* BEGIN Data provided *

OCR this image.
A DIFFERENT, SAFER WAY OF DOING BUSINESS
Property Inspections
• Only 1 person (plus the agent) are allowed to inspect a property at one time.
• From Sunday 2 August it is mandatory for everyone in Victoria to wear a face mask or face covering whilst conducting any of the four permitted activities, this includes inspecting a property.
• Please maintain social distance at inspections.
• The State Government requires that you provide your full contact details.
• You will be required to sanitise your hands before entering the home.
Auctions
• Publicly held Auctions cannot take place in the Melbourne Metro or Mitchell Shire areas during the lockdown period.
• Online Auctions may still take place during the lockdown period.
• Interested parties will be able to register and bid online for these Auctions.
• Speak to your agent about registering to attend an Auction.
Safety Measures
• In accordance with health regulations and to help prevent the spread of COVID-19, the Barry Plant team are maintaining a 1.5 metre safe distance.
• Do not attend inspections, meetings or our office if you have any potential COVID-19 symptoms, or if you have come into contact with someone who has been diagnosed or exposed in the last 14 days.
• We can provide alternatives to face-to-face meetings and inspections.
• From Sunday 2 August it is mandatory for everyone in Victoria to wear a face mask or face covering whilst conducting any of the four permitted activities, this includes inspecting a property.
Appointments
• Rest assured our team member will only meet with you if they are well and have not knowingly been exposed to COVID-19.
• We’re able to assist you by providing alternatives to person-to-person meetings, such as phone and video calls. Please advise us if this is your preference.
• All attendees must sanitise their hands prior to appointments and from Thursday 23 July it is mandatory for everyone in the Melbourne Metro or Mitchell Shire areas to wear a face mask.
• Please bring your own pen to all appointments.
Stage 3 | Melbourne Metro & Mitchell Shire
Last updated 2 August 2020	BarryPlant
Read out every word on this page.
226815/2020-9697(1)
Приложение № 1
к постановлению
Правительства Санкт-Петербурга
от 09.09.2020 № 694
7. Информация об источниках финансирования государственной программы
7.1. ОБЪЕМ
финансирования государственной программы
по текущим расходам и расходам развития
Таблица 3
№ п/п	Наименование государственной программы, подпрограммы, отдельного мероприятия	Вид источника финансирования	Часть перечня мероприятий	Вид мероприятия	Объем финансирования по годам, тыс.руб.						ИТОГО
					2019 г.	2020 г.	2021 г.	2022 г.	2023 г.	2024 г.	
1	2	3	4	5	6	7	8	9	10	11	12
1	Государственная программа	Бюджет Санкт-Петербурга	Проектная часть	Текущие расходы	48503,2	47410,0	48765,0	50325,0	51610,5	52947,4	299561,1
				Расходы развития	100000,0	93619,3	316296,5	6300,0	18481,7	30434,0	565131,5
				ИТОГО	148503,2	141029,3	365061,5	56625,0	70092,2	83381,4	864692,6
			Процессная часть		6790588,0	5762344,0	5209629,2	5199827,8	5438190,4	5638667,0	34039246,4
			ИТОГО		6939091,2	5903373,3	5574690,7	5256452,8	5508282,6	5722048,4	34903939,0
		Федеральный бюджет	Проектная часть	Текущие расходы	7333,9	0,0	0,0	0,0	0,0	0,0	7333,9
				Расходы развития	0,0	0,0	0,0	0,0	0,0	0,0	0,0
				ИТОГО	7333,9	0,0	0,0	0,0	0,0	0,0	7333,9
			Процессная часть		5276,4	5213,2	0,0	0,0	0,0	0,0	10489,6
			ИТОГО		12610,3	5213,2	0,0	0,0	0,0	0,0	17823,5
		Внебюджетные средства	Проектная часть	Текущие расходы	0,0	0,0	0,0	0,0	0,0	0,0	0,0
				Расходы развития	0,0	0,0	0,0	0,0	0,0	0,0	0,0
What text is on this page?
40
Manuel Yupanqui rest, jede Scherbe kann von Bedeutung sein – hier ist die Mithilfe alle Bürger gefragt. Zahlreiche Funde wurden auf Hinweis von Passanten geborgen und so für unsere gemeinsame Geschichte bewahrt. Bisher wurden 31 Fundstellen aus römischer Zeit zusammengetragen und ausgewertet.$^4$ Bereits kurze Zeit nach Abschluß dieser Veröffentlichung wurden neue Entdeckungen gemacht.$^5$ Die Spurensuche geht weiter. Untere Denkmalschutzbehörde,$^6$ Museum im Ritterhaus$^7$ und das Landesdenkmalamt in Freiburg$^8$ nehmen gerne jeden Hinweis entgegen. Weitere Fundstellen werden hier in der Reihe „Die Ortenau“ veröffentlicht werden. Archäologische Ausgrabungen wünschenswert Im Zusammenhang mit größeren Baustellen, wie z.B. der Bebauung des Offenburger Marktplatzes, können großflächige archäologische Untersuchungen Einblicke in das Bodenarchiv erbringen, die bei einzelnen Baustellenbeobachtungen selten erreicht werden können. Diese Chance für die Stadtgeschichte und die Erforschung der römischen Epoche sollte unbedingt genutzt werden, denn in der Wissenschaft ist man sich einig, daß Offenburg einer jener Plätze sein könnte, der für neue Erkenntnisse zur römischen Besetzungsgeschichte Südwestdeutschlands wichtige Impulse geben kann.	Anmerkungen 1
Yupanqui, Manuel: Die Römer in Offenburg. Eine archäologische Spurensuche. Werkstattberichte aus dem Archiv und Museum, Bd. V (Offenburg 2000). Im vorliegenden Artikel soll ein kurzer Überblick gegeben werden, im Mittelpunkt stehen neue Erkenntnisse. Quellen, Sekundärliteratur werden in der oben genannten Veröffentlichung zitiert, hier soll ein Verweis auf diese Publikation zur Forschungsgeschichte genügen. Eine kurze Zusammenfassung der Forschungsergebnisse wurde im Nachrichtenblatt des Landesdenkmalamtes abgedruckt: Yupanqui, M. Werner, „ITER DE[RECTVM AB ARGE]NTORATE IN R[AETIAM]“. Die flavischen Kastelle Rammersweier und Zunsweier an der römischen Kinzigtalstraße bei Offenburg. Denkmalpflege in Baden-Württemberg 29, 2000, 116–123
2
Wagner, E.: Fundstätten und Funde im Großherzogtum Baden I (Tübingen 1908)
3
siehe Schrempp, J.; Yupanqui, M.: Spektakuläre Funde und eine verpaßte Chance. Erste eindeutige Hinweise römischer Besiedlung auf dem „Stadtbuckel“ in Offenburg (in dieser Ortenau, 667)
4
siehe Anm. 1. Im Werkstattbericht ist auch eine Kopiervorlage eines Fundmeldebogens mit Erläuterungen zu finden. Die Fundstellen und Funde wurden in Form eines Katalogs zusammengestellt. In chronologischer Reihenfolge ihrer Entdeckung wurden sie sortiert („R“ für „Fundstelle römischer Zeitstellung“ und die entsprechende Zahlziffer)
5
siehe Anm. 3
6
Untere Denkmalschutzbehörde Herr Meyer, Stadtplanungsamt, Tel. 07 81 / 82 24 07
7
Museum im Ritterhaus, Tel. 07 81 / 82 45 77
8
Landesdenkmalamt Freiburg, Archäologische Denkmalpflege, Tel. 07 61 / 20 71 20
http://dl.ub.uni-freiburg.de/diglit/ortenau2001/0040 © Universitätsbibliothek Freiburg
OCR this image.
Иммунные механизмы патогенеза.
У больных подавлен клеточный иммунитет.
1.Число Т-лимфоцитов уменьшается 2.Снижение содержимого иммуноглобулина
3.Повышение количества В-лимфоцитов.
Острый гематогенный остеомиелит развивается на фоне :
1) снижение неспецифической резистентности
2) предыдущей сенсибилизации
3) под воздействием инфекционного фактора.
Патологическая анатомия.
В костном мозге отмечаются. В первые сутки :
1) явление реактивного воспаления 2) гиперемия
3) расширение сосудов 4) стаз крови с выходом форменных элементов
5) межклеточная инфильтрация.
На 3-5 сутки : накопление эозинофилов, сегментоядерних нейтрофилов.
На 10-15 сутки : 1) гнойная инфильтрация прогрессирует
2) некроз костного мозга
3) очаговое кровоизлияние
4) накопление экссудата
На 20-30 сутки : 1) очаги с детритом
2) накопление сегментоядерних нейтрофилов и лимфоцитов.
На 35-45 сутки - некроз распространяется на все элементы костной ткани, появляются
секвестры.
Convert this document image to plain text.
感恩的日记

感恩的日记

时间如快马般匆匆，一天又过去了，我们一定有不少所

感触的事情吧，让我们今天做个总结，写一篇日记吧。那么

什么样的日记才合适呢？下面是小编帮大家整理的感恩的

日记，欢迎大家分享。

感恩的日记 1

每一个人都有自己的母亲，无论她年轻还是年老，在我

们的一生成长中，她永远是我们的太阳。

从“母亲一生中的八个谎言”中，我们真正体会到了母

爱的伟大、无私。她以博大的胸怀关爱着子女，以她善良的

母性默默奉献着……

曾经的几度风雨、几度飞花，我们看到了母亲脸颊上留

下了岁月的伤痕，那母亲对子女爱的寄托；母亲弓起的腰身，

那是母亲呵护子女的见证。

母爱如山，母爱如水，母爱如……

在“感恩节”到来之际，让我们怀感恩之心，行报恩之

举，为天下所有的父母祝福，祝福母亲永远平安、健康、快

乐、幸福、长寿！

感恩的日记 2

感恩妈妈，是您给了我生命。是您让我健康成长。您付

* END Data provided *

### Stated goal
Copy all lines from the entries that contain the word "Петербурга".

### Expected output
Правительства Санкт-Петербурга
1	Государственная программа	Бюджет Санкт-Петербурга	Проектная часть	Текущие расходы	48503,2	47410,0	48765,0	50325,0	51610,5	52947,4	299561,1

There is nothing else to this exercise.